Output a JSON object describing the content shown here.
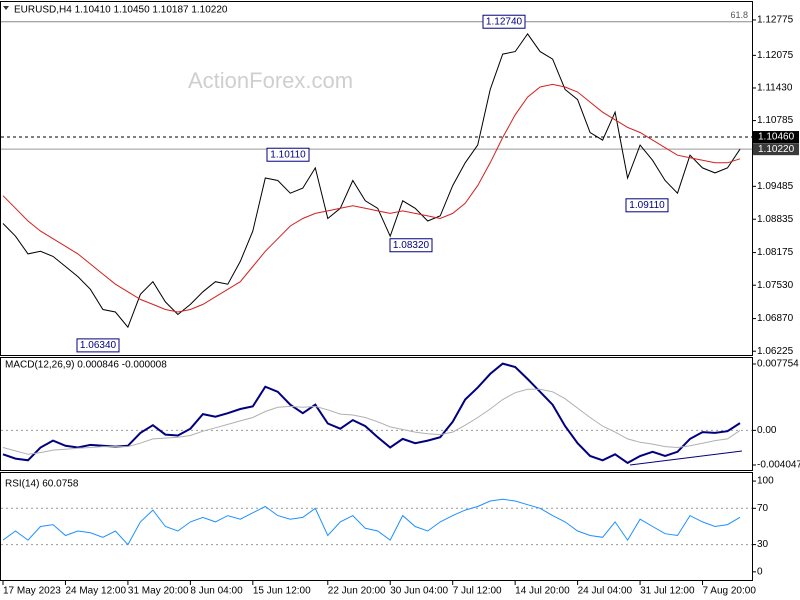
{
  "chart_data": [
    {
      "type": "line",
      "title": "EURUSD,H4  1.10410 1.10450 1.10187 1.10220",
      "watermark": "ActionForex.com",
      "ylim": [
        1.0615,
        1.1313
      ],
      "yticks": [
        1.12775,
        1.12075,
        {
          "value": 1.1143,
          "label": "1.11430"
        },
        1.10785,
        1.09485,
        1.08835,
        1.08175,
        {
          "value": 1.0753,
          "label": "1.07530"
        },
        {
          "value": 1.0687,
          "label": "1.06870"
        },
        1.06225
      ],
      "grid": false,
      "series": [
        {
          "color": "#000000",
          "width": 1,
          "values": [
            1.0875,
            1.085,
            1.0815,
            1.082,
            1.081,
            1.079,
            1.077,
            1.0745,
            1.0705,
            1.07,
            1.067,
            1.0735,
            1.076,
            1.072,
            1.0695,
            1.0715,
            1.074,
            1.076,
            1.0755,
            1.08,
            1.086,
            1.0965,
            1.096,
            1.0935,
            1.0945,
            1.0985,
            1.0885,
            1.0905,
            1.096,
            1.092,
            1.0905,
            1.085,
            1.092,
            1.0905,
            1.088,
            1.089,
            1.095,
            1.0995,
            1.103,
            1.114,
            1.121,
            1.1215,
            1.125,
            1.1215,
            1.12,
            1.114,
            1.112,
            1.1055,
            1.104,
            1.1095,
            1.0965,
            1.103,
            1.1,
            1.096,
            1.0935,
            1.101,
            1.0985,
            1.0975,
            1.0985,
            1.1022
          ]
        },
        {
          "color": "#d42020",
          "width": 1,
          "values": [
            1.093,
            1.0905,
            1.088,
            1.086,
            1.0845,
            1.083,
            1.0815,
            1.0795,
            1.0775,
            1.0755,
            1.074,
            1.0725,
            1.0715,
            1.0705,
            1.07,
            1.0705,
            1.0715,
            1.073,
            1.0745,
            1.076,
            1.079,
            1.082,
            1.0845,
            1.087,
            1.0885,
            1.0895,
            1.09,
            1.0905,
            1.091,
            1.0905,
            1.09,
            1.0895,
            1.09,
            1.0895,
            1.089,
            1.0885,
            1.0895,
            1.0915,
            1.095,
            1.0995,
            1.1045,
            1.109,
            1.1125,
            1.1145,
            1.115,
            1.1145,
            1.1135,
            1.1115,
            1.1095,
            1.108,
            1.1065,
            1.1055,
            1.104,
            1.1025,
            1.101,
            1.1005,
            1.1,
            1.0995,
            1.0995,
            1.1003
          ]
        }
      ],
      "fib_line": {
        "value": 1.1274,
        "label": "61.8"
      },
      "marker_lines": [
        {
          "value": 1.1046,
          "label": "1.10460",
          "style": "dashed"
        },
        {
          "value": 1.1022,
          "label": "1.10220",
          "style": "solid"
        }
      ],
      "annotations": [
        {
          "value": 1.1274,
          "label": "1.12740"
        },
        {
          "value": 1.1011,
          "label": "1.10110"
        },
        {
          "value": 1.0832,
          "label": "1.08320"
        },
        {
          "value": 1.0634,
          "label": "1.06340"
        },
        {
          "value": 1.0911,
          "label": "1.09110"
        }
      ]
    },
    {
      "type": "line",
      "title": "MACD(12,26,9) 0.000846 -0.000008",
      "ylim": [
        -0.00463,
        0.00857
      ],
      "yticks": [
        0.007754,
        {
          "value": 0,
          "label": "0.00"
        },
        -0.004047
      ],
      "grid": true,
      "series": [
        {
          "color": "#000080",
          "width": 2,
          "values": [
            -0.0028,
            -0.0033,
            -0.0035,
            -0.002,
            -0.0012,
            -0.0018,
            -0.002,
            -0.0017,
            -0.0018,
            -0.0019,
            -0.0018,
            -0.0003,
            0.0006,
            -0.0005,
            -0.0006,
            0.0002,
            0.0019,
            0.0016,
            0.002,
            0.0025,
            0.0028,
            0.0051,
            0.0045,
            0.003,
            0.002,
            0.003,
            0.0008,
            0.0002,
            0.0012,
            0.0005,
            -0.0008,
            -0.002,
            -0.001,
            -0.0015,
            -0.0012,
            -0.0008,
            0.001,
            0.0036,
            0.005,
            0.0066,
            0.0078,
            0.0074,
            0.006,
            0.0045,
            0.003,
            0.0005,
            -0.0015,
            -0.003,
            -0.0035,
            -0.0028,
            -0.0038,
            -0.003,
            -0.0025,
            -0.003,
            -0.0025,
            -0.001,
            -0.0002,
            -0.0003,
            -0.0001,
            0.000846
          ]
        },
        {
          "color": "#b0b0b0",
          "width": 1,
          "values": [
            -0.002,
            -0.0024,
            -0.0028,
            -0.0026,
            -0.0023,
            -0.0022,
            -0.0021,
            -0.002,
            -0.0019,
            -0.0019,
            -0.0019,
            -0.0015,
            -0.001,
            -0.0009,
            -0.0008,
            -0.0006,
            -0.0001,
            0.0003,
            0.0007,
            0.0011,
            0.0015,
            0.0022,
            0.0027,
            0.0028,
            0.0027,
            0.0028,
            0.0024,
            0.0019,
            0.0018,
            0.0015,
            0.001,
            0.0004,
            0.0001,
            -0.0002,
            -0.0004,
            -0.0005,
            -0.0002,
            0.0006,
            0.0015,
            0.0025,
            0.0036,
            0.0044,
            0.0048,
            0.0048,
            0.0045,
            0.0037,
            0.0026,
            0.0015,
            0.0005,
            -0.0002,
            -0.001,
            -0.0014,
            -0.0016,
            -0.0019,
            -0.002,
            -0.0018,
            -0.0015,
            -0.0012,
            -0.001,
            -8e-06
          ]
        }
      ]
    },
    {
      "type": "line",
      "title": "RSI(14) 60.0758",
      "ylim": [
        -9,
        110
      ],
      "yticks": [
        100,
        70,
        30,
        0
      ],
      "grid": true,
      "series": [
        {
          "color": "#1e90ff",
          "width": 1,
          "values": [
            35,
            45,
            35,
            50,
            52,
            40,
            45,
            43,
            38,
            45,
            30,
            55,
            68,
            50,
            45,
            55,
            60,
            55,
            62,
            58,
            65,
            72,
            62,
            58,
            60,
            70,
            40,
            55,
            62,
            48,
            45,
            35,
            62,
            50,
            45,
            55,
            62,
            68,
            72,
            78,
            80,
            78,
            74,
            70,
            62,
            55,
            45,
            40,
            38,
            55,
            35,
            58,
            50,
            42,
            40,
            62,
            55,
            50,
            52,
            60.0758
          ]
        }
      ],
      "categories": [
        "17 May 2023",
        null,
        null,
        null,
        null,
        "24 May 12:00",
        null,
        null,
        null,
        null,
        "31 May 20:00",
        null,
        null,
        null,
        null,
        "8 Jun 04:00",
        null,
        null,
        null,
        null,
        "15 Jun 12:00",
        null,
        null,
        null,
        null,
        null,
        "22 Jun 20:00",
        null,
        null,
        null,
        null,
        "30 Jun 04:00",
        null,
        null,
        null,
        null,
        "7 Jul 12:00",
        null,
        null,
        null,
        null,
        "14 Jul 20:00",
        null,
        null,
        null,
        null,
        "24 Jul 04:00",
        null,
        null,
        null,
        null,
        "31 Jul 12:00",
        null,
        null,
        null,
        null,
        "7 Aug 20:00",
        null,
        null,
        null
      ]
    }
  ]
}
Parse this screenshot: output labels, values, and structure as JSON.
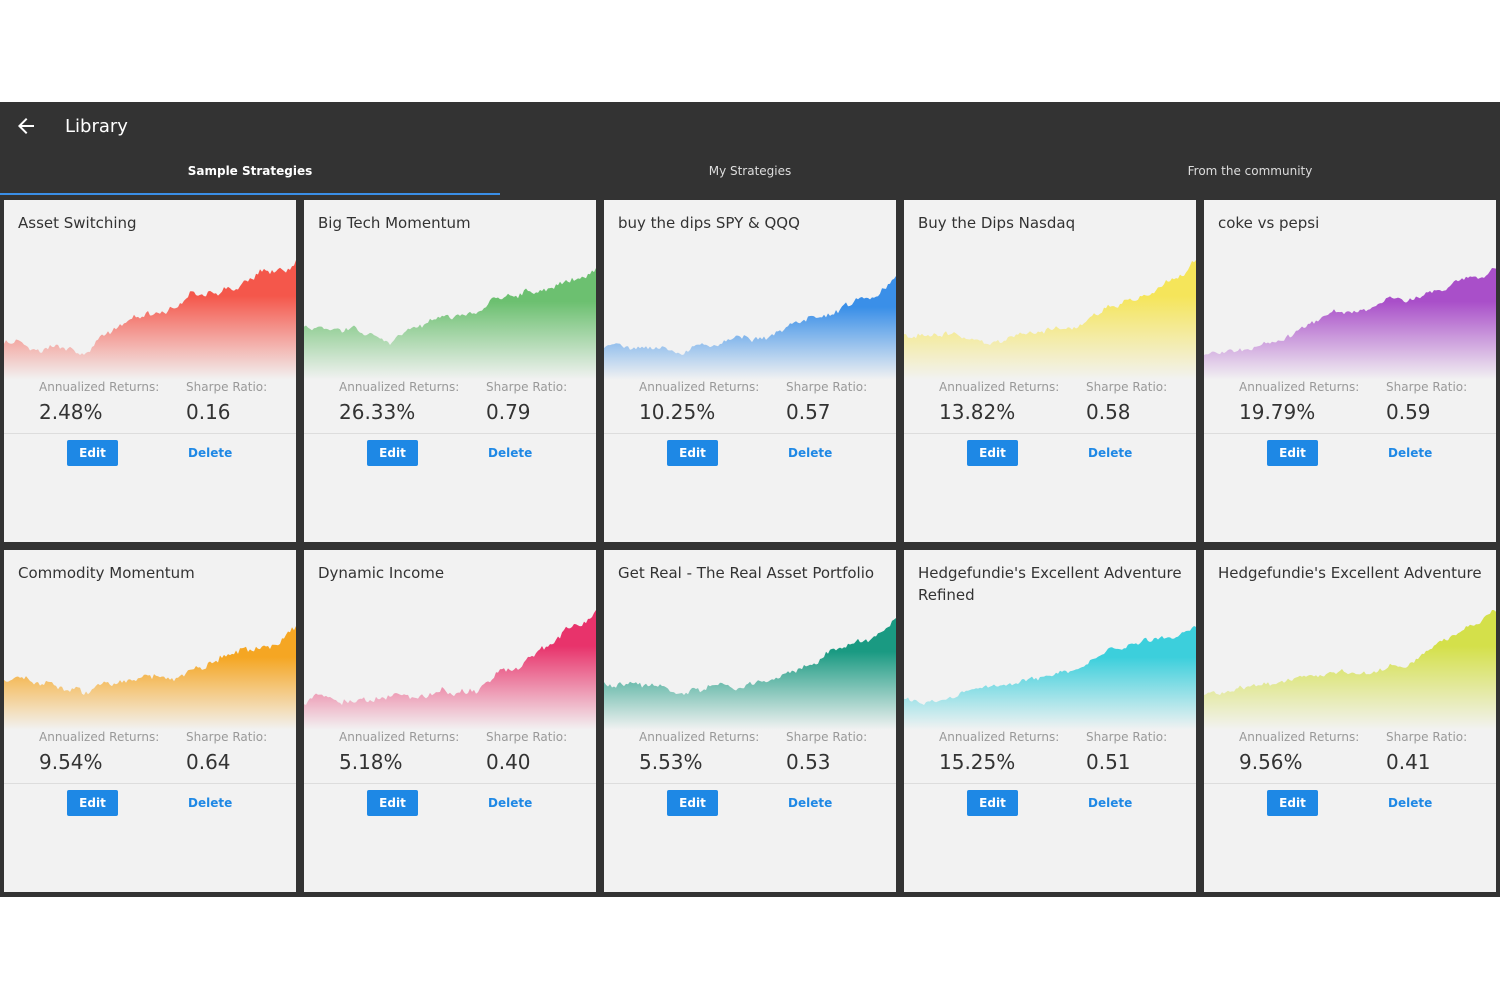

▸ Short problem: Count the lines above that contain the word "title", and give only that number.

▸ Worked solution: 3